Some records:
——————
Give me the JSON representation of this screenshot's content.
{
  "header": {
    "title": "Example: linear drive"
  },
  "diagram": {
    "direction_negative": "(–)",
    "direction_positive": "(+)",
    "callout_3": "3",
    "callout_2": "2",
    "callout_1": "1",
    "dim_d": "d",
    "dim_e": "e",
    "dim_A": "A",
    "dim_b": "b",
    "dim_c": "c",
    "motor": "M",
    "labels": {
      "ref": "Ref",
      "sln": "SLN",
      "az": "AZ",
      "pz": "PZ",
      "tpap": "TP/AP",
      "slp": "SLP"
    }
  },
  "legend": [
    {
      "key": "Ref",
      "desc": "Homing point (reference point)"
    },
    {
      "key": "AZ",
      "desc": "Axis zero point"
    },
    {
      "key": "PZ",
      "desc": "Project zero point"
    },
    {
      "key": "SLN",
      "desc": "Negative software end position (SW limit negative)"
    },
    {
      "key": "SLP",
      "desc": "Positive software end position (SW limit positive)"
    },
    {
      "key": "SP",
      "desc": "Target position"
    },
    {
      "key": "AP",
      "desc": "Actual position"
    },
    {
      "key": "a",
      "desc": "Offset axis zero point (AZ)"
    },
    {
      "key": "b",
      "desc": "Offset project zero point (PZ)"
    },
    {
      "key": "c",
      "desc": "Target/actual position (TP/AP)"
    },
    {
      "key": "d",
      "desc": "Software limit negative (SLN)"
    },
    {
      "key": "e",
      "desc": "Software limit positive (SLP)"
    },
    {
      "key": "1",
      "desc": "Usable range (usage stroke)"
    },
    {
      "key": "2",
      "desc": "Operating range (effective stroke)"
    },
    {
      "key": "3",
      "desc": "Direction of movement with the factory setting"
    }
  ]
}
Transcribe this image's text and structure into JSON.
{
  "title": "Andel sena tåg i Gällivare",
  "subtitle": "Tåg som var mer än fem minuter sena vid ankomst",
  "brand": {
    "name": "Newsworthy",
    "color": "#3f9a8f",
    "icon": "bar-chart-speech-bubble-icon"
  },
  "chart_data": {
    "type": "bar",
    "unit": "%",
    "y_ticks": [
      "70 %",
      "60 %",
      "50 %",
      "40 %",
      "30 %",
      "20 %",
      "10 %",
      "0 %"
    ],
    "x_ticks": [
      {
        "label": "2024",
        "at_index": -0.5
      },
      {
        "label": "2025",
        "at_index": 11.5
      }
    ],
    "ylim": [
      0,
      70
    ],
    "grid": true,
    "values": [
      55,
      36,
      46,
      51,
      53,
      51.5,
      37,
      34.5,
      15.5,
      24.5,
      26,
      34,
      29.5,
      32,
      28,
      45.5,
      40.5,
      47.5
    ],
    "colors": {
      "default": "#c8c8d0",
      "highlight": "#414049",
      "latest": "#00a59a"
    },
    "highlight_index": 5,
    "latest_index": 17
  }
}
——————
• Given exercise: Locate the lines above that hold the word "sena". Show every one of them.

• Result:
  "title": "Andel sena tåg i Gällivare",
  "subtitle": "Tåg som var mer än fem minuter sena vid ankomst",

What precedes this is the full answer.